INFORMATION SUPPLIED:
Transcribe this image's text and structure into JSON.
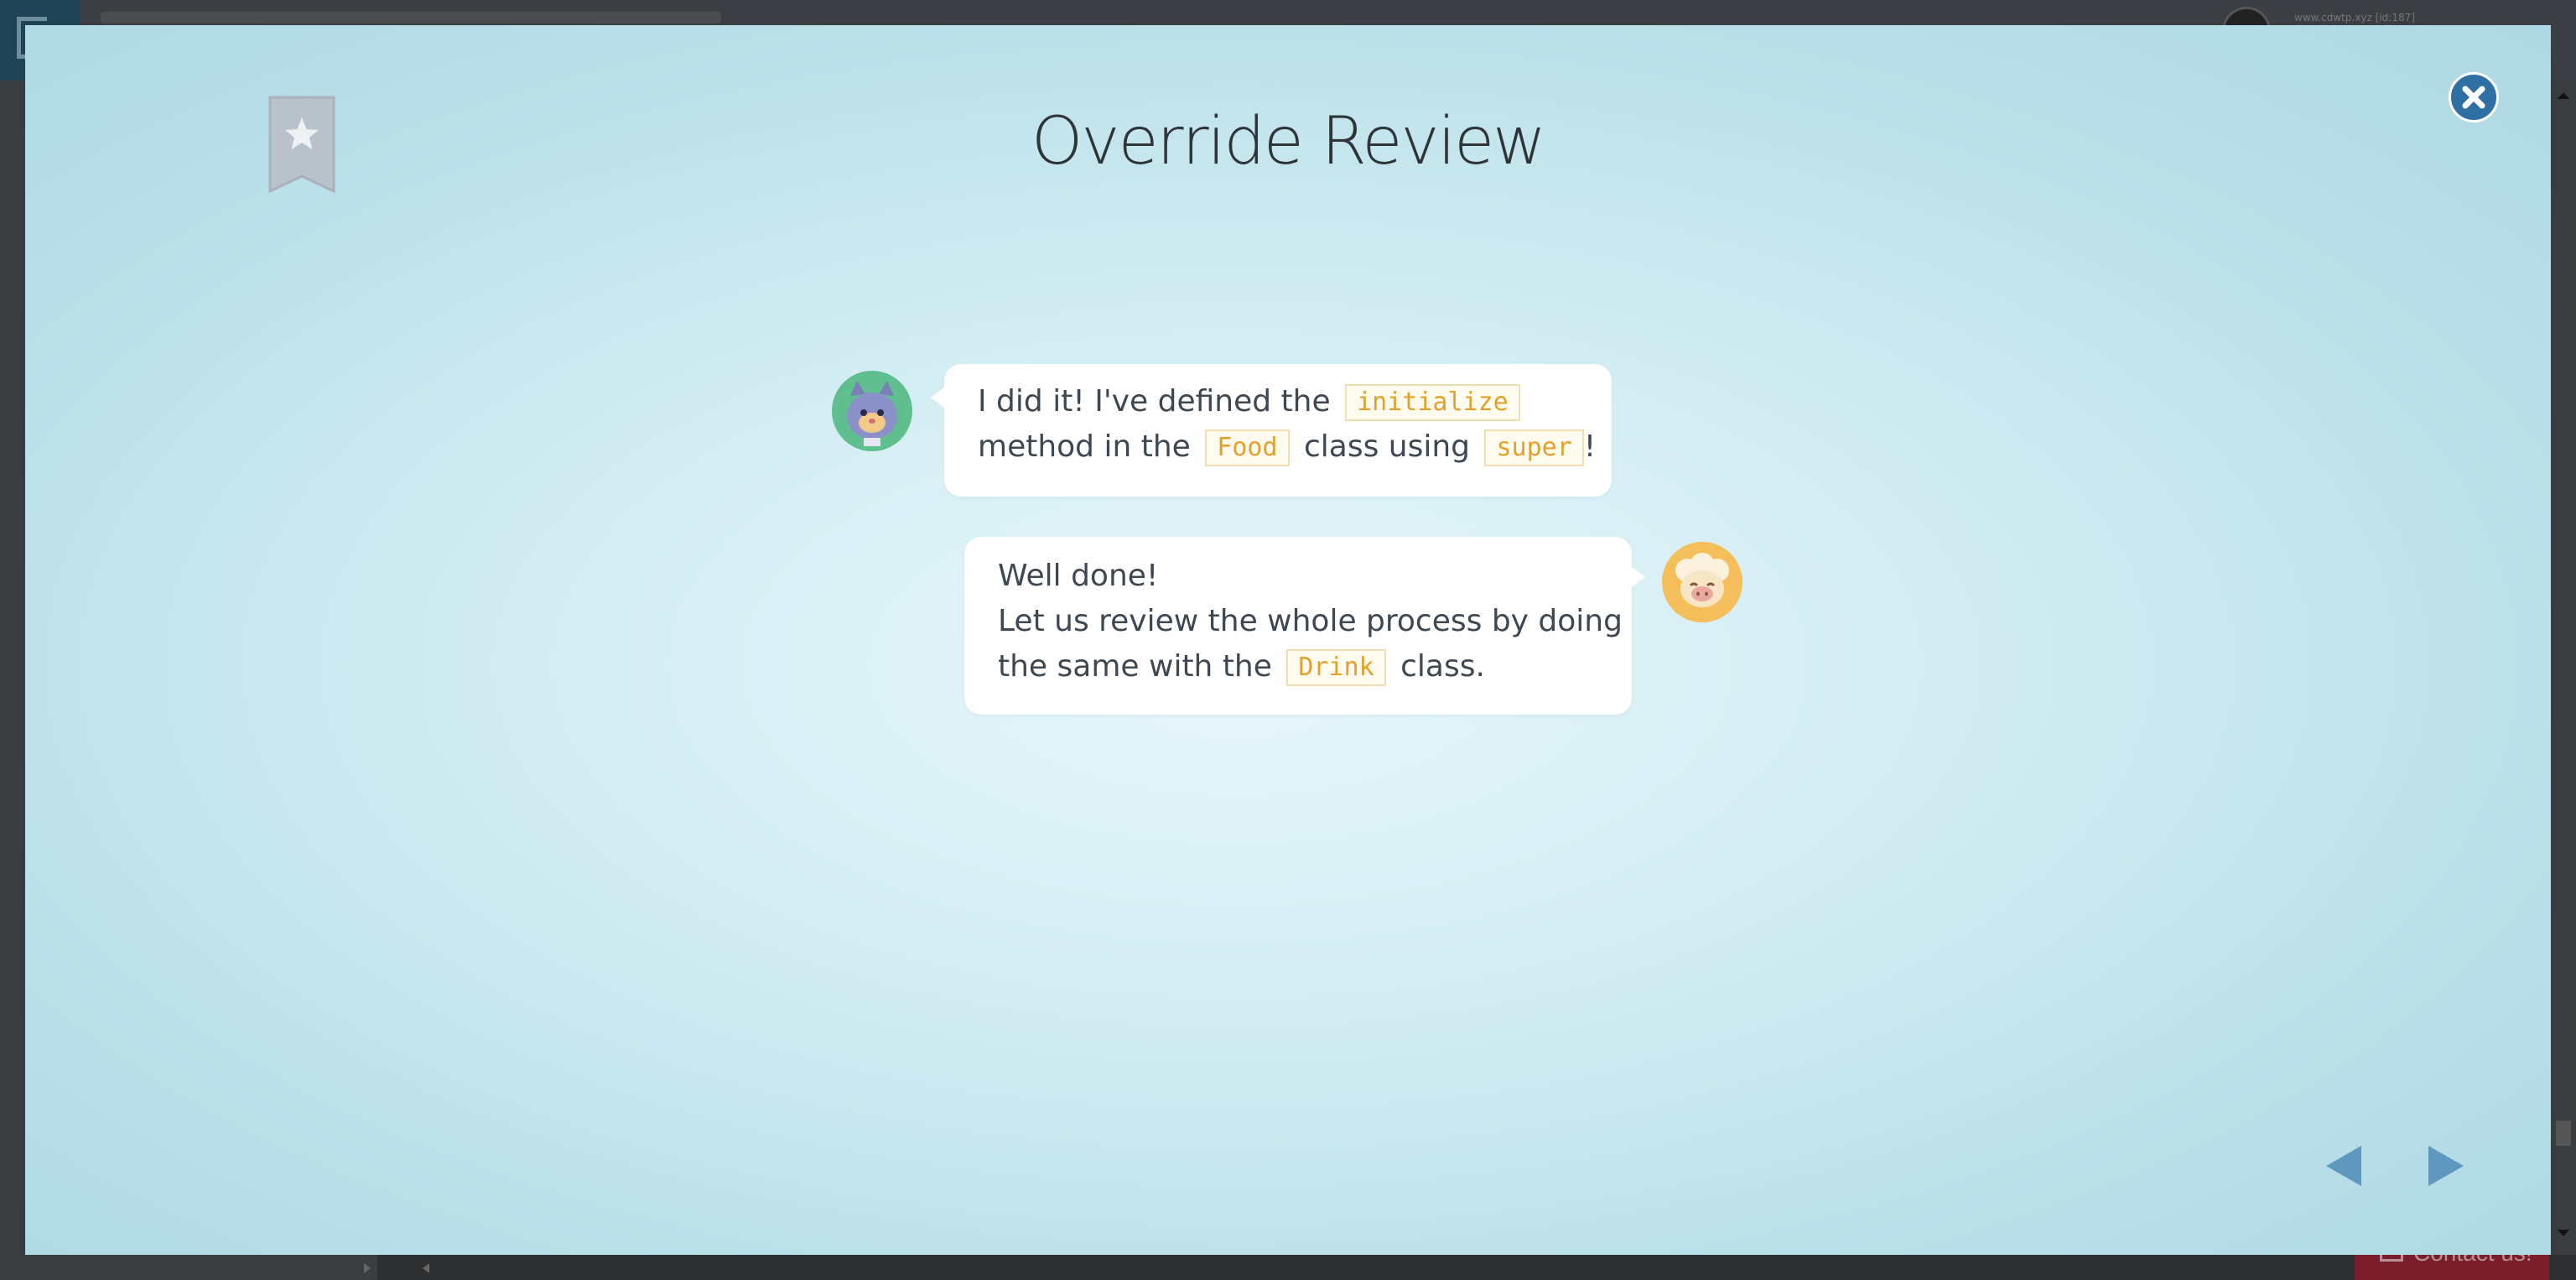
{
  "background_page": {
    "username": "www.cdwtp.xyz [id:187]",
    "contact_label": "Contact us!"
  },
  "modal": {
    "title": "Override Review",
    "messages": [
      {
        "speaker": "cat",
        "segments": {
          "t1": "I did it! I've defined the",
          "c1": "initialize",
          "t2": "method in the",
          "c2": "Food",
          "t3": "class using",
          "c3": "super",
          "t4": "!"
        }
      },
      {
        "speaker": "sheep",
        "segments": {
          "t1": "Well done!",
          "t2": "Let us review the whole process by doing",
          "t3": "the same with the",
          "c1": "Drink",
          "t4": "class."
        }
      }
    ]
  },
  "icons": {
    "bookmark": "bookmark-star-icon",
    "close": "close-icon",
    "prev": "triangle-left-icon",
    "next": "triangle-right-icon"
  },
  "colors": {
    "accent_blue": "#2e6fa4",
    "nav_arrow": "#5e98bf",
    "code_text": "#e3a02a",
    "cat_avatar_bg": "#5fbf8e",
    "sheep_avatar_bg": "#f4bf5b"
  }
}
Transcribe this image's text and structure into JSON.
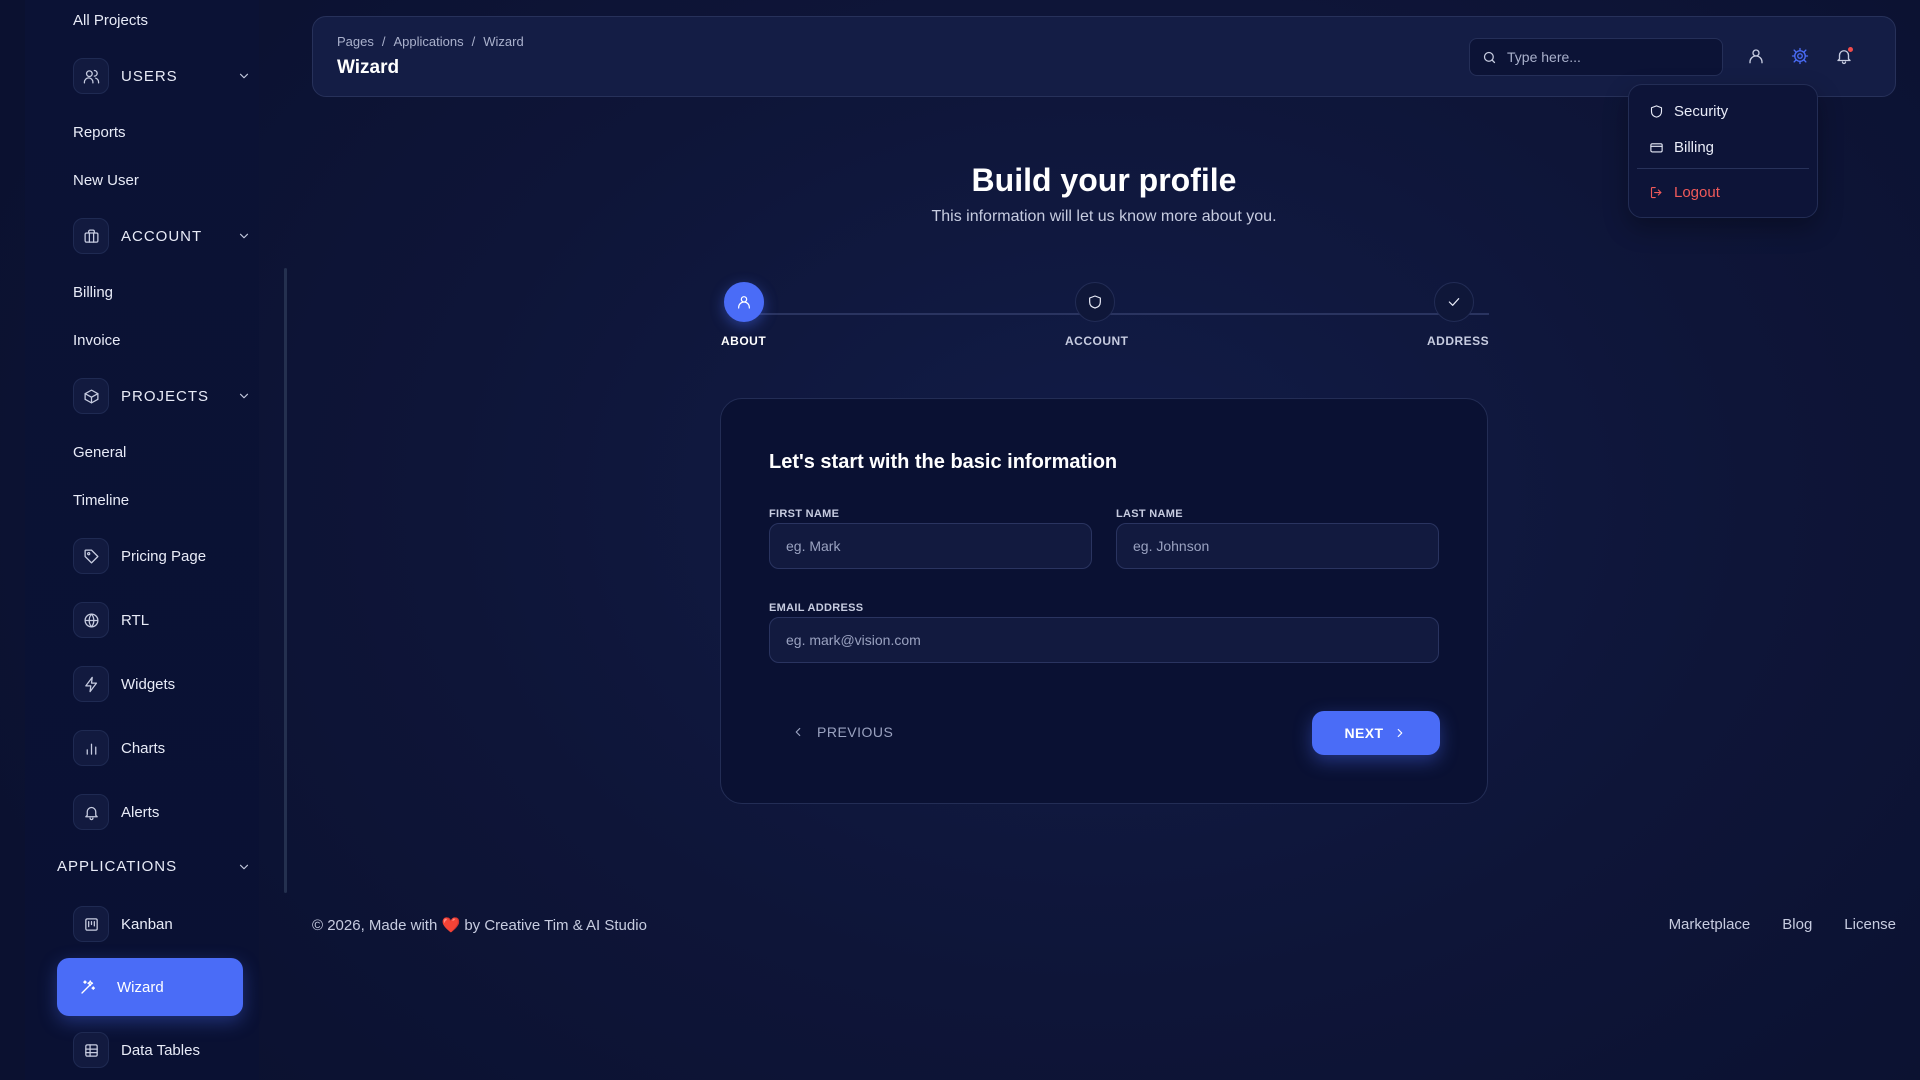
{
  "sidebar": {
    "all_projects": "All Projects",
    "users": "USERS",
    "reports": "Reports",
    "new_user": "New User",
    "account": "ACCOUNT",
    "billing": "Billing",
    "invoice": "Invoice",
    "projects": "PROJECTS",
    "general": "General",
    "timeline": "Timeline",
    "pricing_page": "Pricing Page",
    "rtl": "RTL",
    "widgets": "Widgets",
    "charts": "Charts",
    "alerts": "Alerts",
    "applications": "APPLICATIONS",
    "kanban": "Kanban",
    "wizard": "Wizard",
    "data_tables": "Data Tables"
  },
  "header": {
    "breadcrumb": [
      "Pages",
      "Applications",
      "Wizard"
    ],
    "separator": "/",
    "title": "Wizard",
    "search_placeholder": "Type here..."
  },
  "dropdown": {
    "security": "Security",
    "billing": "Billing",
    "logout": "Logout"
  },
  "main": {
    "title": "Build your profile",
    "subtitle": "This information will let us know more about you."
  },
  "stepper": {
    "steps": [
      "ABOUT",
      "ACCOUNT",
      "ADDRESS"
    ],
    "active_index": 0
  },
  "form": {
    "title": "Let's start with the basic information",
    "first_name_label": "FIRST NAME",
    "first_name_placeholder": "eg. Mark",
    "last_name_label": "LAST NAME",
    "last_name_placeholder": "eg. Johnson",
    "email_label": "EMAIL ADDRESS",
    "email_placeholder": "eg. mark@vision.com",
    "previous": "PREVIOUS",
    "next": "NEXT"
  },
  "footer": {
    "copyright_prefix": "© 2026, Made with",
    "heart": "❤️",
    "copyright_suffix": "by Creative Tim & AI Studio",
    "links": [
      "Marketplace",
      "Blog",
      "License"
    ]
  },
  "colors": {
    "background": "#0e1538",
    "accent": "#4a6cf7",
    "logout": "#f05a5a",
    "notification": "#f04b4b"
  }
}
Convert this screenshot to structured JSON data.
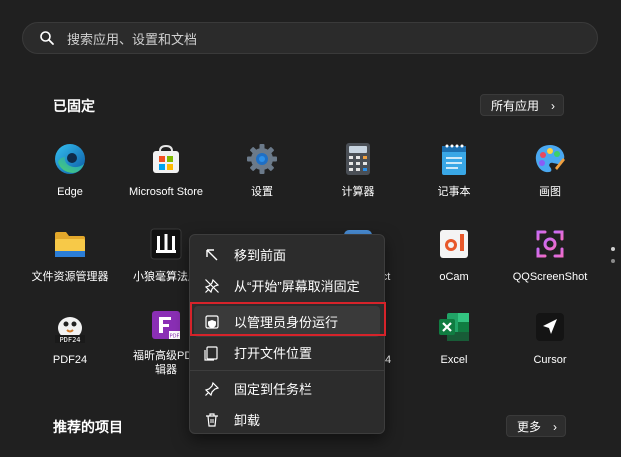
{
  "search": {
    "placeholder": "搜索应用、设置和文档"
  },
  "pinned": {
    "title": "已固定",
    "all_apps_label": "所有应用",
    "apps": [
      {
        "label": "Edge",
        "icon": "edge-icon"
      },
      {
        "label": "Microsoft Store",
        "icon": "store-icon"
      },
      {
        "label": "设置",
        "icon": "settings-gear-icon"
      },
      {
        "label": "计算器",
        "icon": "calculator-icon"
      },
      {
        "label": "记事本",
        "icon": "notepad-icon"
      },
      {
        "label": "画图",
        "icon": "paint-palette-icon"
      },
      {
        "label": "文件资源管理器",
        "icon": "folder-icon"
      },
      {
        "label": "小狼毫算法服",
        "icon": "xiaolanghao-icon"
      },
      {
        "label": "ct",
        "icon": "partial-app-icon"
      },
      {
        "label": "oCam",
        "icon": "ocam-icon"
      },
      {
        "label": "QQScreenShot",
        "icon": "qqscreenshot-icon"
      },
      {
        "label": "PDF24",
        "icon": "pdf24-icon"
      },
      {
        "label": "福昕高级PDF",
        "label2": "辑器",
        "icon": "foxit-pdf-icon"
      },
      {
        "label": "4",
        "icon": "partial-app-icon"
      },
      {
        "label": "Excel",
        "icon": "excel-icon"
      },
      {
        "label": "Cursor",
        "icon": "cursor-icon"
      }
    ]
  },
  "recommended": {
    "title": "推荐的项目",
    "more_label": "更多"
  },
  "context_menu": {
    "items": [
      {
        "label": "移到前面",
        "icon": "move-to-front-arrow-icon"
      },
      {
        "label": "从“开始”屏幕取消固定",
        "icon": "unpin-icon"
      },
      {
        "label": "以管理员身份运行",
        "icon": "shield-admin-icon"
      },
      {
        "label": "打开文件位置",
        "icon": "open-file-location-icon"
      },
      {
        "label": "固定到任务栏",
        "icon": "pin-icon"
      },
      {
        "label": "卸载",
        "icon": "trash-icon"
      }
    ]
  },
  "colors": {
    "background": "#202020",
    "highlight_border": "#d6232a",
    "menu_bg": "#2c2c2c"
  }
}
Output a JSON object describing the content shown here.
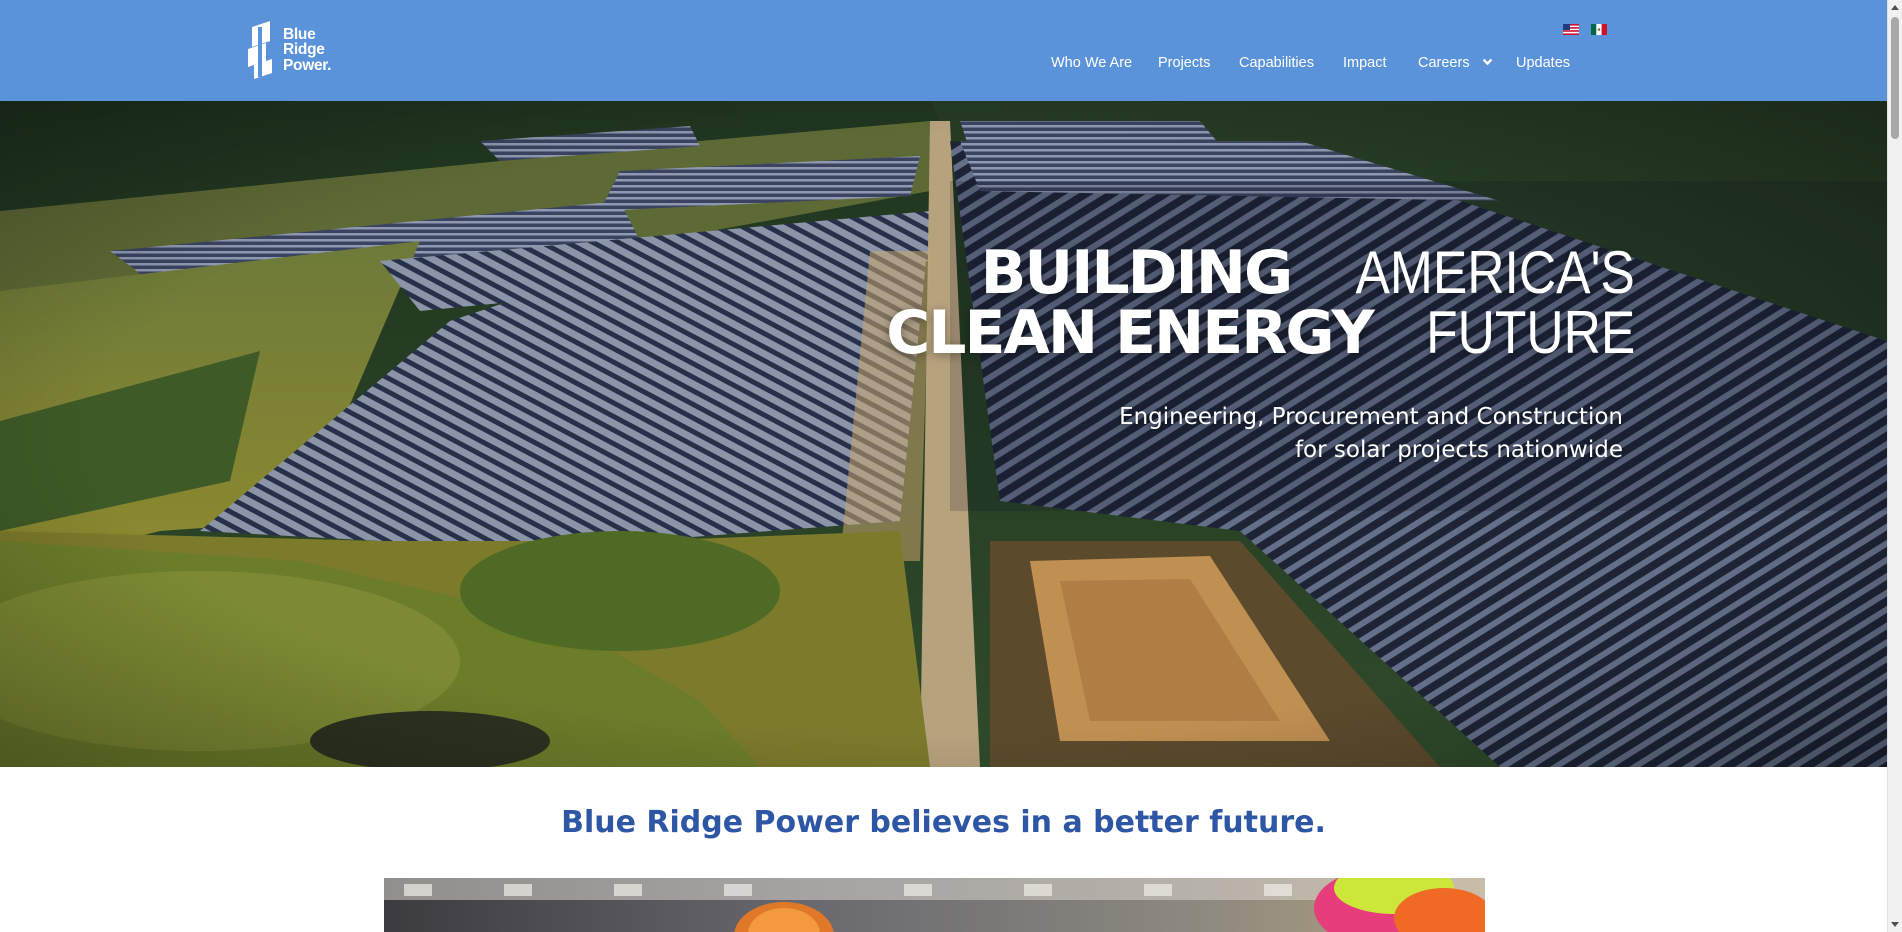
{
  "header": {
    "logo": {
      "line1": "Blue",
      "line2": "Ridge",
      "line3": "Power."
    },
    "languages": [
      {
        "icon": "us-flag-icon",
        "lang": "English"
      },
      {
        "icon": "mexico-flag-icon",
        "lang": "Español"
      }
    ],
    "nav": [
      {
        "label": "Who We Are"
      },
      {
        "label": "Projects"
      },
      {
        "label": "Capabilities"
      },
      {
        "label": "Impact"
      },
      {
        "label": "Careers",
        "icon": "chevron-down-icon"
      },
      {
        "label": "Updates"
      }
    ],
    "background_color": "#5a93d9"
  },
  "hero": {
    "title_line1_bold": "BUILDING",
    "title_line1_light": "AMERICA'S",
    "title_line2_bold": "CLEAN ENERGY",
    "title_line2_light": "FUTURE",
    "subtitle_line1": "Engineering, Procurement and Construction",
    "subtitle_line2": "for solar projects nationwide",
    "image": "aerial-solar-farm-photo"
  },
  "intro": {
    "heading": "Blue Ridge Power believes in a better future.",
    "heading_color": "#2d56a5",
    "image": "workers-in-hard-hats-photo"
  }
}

WORK REQUIRED: Each line in the listing above that contains "solar" should be copied.

FULL SOLUTION:
    "subtitle_line2": "for solar projects nationwide",
    "image": "aerial-solar-farm-photo"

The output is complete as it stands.